++++ Listed entries

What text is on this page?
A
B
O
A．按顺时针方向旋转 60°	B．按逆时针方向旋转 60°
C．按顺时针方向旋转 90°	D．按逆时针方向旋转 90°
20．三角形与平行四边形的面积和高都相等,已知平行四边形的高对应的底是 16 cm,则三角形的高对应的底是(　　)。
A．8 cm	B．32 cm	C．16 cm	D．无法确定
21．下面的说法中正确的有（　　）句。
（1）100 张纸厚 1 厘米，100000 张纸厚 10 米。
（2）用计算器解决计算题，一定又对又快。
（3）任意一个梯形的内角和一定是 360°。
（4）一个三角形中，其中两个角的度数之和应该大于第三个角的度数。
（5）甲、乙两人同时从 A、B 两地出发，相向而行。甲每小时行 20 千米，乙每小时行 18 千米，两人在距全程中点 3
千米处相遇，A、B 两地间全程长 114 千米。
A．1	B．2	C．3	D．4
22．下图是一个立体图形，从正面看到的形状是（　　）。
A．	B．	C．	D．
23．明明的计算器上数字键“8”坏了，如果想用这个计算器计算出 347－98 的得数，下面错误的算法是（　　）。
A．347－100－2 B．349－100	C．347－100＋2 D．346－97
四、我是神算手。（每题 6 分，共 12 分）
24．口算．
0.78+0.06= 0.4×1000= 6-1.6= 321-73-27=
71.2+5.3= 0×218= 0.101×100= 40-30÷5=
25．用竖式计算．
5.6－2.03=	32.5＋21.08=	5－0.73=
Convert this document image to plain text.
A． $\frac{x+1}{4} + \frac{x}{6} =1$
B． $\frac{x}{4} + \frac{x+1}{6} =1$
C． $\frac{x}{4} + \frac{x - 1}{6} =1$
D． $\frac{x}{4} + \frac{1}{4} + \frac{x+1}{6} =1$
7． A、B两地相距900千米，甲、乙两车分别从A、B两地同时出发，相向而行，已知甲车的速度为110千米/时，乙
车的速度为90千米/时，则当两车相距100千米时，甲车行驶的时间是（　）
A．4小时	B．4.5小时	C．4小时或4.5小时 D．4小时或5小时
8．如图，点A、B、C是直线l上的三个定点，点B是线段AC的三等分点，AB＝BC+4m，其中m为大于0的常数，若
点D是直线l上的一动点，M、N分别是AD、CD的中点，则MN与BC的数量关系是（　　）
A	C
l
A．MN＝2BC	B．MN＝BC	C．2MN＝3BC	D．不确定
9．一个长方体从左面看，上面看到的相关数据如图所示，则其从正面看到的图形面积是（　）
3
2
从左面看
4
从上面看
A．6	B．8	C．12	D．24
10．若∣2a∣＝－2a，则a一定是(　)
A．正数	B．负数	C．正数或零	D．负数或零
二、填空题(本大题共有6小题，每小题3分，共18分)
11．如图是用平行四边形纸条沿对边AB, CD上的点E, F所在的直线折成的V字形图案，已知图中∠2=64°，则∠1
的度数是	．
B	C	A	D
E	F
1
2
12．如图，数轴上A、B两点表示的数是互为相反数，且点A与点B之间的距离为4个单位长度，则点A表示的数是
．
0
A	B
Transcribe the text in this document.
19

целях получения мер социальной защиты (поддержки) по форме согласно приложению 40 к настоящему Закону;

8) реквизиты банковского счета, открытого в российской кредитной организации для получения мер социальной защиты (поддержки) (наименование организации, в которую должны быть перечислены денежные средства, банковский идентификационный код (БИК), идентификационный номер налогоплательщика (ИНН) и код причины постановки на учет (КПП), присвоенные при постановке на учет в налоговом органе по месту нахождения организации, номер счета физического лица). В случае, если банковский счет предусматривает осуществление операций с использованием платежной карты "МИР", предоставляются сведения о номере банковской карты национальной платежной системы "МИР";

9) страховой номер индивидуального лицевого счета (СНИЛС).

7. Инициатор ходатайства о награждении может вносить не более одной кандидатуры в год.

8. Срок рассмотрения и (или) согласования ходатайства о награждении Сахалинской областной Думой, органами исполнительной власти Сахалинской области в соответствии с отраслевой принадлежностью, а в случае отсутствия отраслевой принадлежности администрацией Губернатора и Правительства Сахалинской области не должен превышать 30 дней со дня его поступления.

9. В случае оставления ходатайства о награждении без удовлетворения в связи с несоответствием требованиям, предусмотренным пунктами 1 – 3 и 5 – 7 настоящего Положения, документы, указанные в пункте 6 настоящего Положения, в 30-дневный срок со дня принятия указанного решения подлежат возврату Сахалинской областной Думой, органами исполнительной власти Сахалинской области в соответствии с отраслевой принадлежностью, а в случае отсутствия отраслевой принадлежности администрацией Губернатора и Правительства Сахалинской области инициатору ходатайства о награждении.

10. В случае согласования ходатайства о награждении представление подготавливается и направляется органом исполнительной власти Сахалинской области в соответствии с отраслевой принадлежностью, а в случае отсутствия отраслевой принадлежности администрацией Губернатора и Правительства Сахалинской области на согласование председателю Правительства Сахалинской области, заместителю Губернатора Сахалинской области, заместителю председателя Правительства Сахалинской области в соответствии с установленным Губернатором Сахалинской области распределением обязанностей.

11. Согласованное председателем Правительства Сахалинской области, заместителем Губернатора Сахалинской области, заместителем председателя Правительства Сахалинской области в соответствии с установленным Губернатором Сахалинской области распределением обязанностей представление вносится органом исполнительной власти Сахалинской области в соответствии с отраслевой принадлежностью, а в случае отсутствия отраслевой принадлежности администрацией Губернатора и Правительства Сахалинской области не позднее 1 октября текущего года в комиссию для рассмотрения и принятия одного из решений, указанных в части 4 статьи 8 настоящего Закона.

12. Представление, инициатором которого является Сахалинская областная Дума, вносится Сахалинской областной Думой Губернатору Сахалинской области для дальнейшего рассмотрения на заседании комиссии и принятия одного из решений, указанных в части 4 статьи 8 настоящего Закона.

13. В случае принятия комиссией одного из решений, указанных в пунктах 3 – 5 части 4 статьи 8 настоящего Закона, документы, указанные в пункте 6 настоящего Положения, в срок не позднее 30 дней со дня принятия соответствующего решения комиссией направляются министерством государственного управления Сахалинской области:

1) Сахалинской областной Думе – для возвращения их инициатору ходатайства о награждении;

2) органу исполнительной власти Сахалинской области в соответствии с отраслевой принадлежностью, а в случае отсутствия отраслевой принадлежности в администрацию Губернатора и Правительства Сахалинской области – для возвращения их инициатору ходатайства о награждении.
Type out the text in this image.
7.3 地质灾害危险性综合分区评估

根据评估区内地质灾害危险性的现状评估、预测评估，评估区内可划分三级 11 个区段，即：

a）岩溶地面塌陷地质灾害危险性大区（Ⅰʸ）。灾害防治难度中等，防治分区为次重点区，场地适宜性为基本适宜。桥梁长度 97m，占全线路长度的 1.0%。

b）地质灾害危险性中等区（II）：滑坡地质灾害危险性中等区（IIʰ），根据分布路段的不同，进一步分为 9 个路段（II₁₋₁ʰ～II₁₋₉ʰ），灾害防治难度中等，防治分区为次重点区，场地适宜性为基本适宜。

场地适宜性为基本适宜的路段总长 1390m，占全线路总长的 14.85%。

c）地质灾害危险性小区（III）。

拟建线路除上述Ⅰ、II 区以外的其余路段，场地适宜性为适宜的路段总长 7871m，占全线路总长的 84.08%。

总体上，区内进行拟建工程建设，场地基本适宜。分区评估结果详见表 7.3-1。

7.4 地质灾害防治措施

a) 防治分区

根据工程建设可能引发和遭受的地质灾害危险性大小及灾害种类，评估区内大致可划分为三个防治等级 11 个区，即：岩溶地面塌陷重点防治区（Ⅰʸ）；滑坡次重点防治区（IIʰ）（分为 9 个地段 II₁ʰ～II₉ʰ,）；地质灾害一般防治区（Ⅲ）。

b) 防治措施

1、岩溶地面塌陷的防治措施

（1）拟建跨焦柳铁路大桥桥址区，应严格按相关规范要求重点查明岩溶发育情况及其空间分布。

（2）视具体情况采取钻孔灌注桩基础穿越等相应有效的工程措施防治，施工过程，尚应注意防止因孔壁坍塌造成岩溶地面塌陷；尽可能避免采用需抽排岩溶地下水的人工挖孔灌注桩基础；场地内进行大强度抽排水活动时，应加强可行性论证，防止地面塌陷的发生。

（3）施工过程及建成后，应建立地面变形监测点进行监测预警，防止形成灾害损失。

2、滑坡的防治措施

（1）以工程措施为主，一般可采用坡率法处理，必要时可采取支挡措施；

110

++++++++

Task prompt: From the data above, copy each line that holds "распределением".

Full output:
10. В случае согласования ходатайства о награждении представление подготавливается и направляется органом исполнительной власти Сахалинской области в соответствии с отраслевой принадлежностью, а в случае отсутствия отраслевой принадлежности администрацией Губернатора и Правительства Сахалинской области на согласование председателю Правительства Сахалинской области, заместителю Губернатора Сахалинской области, заместителю председателя Правительства Сахалинской области в соответствии с установленным Губернатором Сахалинской области распределением обязанностей.
11. Согласованное председателем Правительства Сахалинской области, заместителем Губернатора Сахалинской области, заместителем председателя Правительства Сахалинской области в соответствии с установленным Губернатором Сахалинской области распределением обязанностей представление вносится органом исполнительной власти Сахалинской области в соответствии с отраслевой принадлежностью, а в случае отсутствия отраслевой принадлежности администрацией Губернатора и Правительства Сахалинской области не позднее 1 октября текущего года в комиссию для рассмотрения и принятия одного из решений, указанных в части 4 статьи 8 настоящего Закона.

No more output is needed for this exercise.